* Listed entries

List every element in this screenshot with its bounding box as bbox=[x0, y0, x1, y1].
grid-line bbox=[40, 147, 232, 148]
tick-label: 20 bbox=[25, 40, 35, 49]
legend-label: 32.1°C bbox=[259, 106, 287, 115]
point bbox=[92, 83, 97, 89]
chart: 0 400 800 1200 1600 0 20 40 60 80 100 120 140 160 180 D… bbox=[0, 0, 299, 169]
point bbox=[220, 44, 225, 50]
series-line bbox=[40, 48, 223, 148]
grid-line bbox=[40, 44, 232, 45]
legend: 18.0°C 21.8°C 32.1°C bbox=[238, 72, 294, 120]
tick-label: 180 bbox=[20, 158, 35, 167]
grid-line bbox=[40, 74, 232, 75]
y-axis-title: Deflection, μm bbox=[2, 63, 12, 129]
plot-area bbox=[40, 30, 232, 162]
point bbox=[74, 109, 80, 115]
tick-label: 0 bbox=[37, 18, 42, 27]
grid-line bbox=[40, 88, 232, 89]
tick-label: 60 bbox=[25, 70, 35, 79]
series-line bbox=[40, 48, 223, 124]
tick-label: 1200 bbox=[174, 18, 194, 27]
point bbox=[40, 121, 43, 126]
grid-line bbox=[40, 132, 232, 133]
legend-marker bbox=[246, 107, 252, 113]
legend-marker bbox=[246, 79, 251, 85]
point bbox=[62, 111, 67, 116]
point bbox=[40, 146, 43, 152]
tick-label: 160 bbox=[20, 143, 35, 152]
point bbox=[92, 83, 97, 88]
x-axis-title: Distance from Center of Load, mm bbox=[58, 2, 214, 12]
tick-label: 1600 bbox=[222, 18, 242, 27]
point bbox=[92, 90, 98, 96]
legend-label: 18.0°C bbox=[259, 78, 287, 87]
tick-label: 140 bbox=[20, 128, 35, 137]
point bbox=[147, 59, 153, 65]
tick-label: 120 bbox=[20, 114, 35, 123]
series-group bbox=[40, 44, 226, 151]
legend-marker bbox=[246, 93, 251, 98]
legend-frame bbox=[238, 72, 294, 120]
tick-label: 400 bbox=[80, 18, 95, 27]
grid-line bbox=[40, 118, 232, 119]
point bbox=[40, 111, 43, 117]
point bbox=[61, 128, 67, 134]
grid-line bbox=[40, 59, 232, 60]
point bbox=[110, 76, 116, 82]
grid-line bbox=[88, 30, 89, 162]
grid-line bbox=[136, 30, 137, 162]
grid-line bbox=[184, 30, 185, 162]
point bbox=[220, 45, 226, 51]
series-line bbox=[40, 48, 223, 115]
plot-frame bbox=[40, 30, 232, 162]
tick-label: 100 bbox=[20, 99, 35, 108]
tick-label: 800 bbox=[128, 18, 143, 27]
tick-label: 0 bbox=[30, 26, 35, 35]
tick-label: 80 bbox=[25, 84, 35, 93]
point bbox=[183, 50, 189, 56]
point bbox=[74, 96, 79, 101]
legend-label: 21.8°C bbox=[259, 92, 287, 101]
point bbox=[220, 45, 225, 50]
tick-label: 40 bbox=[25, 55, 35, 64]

* Exercise requirements
Pull out the lines from the first one up to and including the line with "chart: 0 400", keeping each one unchanged.

* Correct output
List every element in this screenshot with its bounding box as bbox=[x0, y0, x1, y1].
grid-line bbox=[40, 147, 232, 148]
tick-label: 20 bbox=[25, 40, 35, 49]
legend-label: 32.1°C bbox=[259, 106, 287, 115]
point bbox=[92, 83, 97, 89]
chart: 0 400 800 1200 1600 0 20 40 60 80 100 120 140 160 180 D… bbox=[0, 0, 299, 169]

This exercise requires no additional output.